§ **Material supplied**

○ ○ ○ ○

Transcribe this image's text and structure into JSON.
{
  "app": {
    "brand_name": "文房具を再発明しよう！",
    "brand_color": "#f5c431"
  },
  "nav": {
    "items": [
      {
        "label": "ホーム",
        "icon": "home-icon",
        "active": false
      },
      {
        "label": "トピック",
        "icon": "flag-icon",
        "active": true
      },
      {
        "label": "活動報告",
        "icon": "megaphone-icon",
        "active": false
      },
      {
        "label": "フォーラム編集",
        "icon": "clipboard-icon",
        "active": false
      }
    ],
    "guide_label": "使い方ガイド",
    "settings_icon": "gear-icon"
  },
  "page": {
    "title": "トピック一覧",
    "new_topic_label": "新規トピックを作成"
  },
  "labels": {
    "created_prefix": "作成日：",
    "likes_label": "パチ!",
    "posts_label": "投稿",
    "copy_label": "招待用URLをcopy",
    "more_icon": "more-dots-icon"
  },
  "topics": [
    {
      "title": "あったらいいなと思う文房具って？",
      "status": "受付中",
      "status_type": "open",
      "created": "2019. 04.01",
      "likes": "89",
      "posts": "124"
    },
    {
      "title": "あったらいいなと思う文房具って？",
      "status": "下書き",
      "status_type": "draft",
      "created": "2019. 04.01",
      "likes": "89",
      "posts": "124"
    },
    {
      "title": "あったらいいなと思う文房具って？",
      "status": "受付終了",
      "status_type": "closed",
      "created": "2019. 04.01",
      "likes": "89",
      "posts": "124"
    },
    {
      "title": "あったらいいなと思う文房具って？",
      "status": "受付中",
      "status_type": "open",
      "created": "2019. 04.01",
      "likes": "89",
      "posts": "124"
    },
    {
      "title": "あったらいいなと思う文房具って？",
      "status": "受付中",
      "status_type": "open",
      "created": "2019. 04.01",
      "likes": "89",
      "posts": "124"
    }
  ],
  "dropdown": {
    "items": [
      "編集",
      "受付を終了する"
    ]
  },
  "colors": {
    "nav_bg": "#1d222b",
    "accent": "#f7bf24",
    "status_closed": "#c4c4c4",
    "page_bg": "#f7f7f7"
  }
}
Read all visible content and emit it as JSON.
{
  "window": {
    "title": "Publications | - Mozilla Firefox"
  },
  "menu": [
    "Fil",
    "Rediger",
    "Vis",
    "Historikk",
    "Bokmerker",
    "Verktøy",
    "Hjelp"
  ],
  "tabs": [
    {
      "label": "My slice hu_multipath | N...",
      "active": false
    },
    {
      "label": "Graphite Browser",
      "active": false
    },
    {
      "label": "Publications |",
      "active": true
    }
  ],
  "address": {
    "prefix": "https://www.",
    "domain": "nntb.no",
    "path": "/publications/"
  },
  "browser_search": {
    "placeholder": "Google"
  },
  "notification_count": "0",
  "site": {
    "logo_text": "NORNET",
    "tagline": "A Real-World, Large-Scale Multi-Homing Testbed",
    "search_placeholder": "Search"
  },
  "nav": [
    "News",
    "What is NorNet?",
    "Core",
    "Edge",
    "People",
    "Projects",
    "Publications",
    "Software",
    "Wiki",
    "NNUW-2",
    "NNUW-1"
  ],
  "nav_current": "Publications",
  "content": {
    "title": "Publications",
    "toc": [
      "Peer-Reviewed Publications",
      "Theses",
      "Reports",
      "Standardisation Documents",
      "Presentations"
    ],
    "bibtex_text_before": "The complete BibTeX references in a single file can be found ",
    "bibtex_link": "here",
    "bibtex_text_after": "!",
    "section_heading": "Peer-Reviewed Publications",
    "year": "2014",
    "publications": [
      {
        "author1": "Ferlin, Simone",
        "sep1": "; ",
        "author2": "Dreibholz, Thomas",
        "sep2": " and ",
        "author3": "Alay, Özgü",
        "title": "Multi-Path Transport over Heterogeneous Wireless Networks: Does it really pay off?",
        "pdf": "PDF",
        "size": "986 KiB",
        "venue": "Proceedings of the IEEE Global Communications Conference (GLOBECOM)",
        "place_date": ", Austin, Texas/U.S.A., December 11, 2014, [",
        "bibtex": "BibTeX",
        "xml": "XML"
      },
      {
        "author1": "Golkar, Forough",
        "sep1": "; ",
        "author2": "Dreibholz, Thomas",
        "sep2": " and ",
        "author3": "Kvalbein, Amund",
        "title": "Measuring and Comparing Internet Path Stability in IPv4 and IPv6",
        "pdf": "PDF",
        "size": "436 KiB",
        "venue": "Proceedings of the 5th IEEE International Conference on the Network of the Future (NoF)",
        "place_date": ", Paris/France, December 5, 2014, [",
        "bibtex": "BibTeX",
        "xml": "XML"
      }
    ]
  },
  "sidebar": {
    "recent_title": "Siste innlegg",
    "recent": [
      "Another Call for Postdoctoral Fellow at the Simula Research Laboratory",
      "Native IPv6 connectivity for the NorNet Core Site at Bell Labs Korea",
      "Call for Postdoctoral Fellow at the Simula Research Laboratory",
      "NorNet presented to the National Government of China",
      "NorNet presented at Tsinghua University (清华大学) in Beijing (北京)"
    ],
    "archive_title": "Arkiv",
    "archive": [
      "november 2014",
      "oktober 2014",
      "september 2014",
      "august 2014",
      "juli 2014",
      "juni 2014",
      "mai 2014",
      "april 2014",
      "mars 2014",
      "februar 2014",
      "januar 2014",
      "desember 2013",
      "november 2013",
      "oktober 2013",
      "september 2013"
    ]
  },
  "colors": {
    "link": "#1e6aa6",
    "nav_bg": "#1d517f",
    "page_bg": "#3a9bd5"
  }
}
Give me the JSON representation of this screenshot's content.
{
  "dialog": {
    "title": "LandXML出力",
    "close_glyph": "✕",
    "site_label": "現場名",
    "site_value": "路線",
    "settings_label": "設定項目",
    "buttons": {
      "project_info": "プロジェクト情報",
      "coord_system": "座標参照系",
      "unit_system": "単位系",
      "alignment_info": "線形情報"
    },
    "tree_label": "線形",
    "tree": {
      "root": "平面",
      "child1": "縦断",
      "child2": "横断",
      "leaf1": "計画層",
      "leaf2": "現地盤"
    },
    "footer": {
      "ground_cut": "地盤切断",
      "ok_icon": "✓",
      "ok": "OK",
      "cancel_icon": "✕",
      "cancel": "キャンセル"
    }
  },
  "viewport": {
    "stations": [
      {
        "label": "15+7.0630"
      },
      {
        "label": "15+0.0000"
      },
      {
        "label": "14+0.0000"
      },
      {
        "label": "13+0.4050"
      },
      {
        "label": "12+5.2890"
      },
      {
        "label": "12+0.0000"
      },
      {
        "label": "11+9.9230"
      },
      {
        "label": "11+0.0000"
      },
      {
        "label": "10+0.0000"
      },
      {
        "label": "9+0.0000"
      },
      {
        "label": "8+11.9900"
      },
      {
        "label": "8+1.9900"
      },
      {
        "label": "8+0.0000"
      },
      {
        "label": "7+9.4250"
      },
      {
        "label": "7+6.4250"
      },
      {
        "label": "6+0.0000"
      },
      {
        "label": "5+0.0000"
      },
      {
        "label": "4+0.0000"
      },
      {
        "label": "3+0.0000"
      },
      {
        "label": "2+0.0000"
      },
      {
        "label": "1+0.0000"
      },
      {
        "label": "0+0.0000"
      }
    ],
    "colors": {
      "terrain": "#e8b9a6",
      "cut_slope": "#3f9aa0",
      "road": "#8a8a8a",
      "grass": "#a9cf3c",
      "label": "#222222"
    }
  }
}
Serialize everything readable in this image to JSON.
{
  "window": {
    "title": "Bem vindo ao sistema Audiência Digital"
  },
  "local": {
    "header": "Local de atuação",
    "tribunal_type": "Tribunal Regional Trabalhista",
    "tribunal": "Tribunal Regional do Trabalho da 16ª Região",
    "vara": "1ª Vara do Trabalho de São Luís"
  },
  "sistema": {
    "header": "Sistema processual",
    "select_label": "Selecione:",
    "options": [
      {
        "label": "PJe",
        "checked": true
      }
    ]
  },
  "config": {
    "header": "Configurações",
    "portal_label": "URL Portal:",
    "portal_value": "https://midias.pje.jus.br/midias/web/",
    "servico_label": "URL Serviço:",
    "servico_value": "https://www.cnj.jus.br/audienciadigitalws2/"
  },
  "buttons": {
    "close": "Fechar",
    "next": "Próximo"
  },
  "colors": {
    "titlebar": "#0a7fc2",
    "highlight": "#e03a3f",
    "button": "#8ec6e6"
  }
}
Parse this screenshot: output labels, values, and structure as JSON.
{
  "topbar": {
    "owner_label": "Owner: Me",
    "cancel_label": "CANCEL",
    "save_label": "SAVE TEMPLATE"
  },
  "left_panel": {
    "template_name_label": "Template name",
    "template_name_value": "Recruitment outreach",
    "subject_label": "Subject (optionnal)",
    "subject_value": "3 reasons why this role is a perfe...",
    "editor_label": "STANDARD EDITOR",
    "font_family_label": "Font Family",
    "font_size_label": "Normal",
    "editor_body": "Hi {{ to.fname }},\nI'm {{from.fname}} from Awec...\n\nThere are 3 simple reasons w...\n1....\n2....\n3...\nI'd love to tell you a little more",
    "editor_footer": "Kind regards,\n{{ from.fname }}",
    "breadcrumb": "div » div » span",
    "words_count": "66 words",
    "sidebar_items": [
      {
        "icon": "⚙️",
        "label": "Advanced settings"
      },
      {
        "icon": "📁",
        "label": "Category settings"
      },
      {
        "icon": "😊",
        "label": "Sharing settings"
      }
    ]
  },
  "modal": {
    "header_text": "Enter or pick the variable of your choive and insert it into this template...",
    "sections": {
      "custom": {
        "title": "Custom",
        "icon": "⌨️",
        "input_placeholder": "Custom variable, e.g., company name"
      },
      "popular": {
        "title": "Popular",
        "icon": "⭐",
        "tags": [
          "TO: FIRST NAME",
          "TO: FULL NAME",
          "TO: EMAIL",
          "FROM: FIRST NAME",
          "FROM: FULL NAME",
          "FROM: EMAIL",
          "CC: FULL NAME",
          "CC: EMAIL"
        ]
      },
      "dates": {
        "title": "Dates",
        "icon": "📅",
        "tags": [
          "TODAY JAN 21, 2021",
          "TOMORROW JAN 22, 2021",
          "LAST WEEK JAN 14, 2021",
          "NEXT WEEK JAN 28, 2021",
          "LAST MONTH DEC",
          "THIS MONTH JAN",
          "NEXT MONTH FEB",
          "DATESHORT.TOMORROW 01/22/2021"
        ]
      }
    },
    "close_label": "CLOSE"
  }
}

○ ○ ○ ○

§ **Your objective**
Identify each line in the entries with the word "into" and copy it.

§ **Reply**
Transcribe this image's text and structure into JSON.
    "header_text": "Enter or pick the variable of your choive and insert it into this template...",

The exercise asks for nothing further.